→ **The problem**: Leave out the pictures and transcribe the rest of the records exactly.

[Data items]
#####

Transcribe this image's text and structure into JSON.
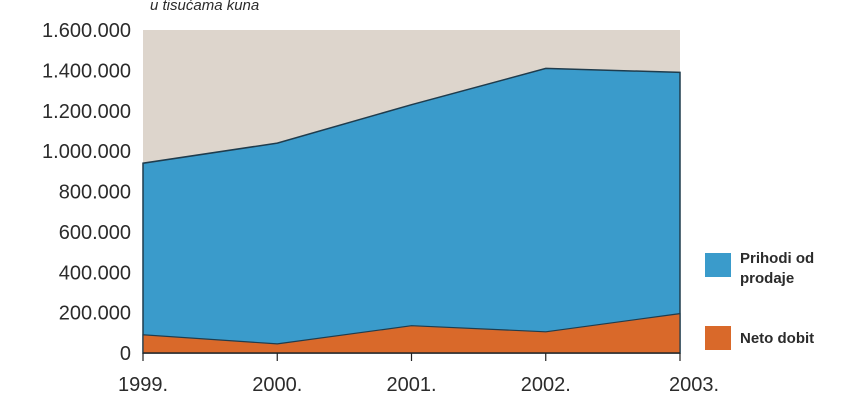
{
  "chart_data": {
    "type": "area",
    "unit_label": "u tisućama kuna",
    "categories": [
      "1999.",
      "2000.",
      "2001.",
      "2002.",
      "2003."
    ],
    "y_tick_labels": [
      "0",
      "200.000",
      "400.000",
      "600.000",
      "800.000",
      "1.000.000",
      "1.200.000",
      "1.400.000",
      "1.600.000"
    ],
    "ylim": [
      0,
      1600000
    ],
    "ytick_step": 200000,
    "grid": false,
    "legend_position": "right",
    "series": [
      {
        "name": "Prihodi od prodaje",
        "name_lines": [
          "Prihodi od",
          "prodaje"
        ],
        "values": [
          940000,
          1040000,
          1230000,
          1410000,
          1390000
        ],
        "color": "#3a9bcb"
      },
      {
        "name": "Neto dobit",
        "name_lines": [
          "Neto dobit"
        ],
        "values": [
          90000,
          45000,
          135000,
          105000,
          195000
        ],
        "color": "#d9692a"
      }
    ],
    "background_color": "#ddd5cc",
    "line_color": "#1f3c4d"
  }
}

#####

→ **Solution**:
Transcribe this image's text and structure into JSON.
{
  "chart_data": {
    "type": "area",
    "unit_label": "u tisućama kuna",
    "categories": [
      "1999.",
      "2000.",
      "2001.",
      "2002.",
      "2003."
    ],
    "y_tick_labels": [
      "0",
      "200.000",
      "400.000",
      "600.000",
      "800.000",
      "1.000.000",
      "1.200.000",
      "1.400.000",
      "1.600.000"
    ],
    "ylim": [
      0,
      1600000
    ],
    "ytick_step": 200000,
    "grid": false,
    "legend_position": "right",
    "series": [
      {
        "name": "Prihodi od prodaje",
        "name_lines": [
          "Prihodi od",
          "prodaje"
        ],
        "values": [
          940000,
          1040000,
          1230000,
          1410000,
          1390000
        ],
        "color": "#3a9bcb"
      },
      {
        "name": "Neto dobit",
        "name_lines": [
          "Neto dobit"
        ],
        "values": [
          90000,
          45000,
          135000,
          105000,
          195000
        ],
        "color": "#d9692a"
      }
    ],
    "background_color": "#ddd5cc",
    "line_color": "#1f3c4d"
  }
}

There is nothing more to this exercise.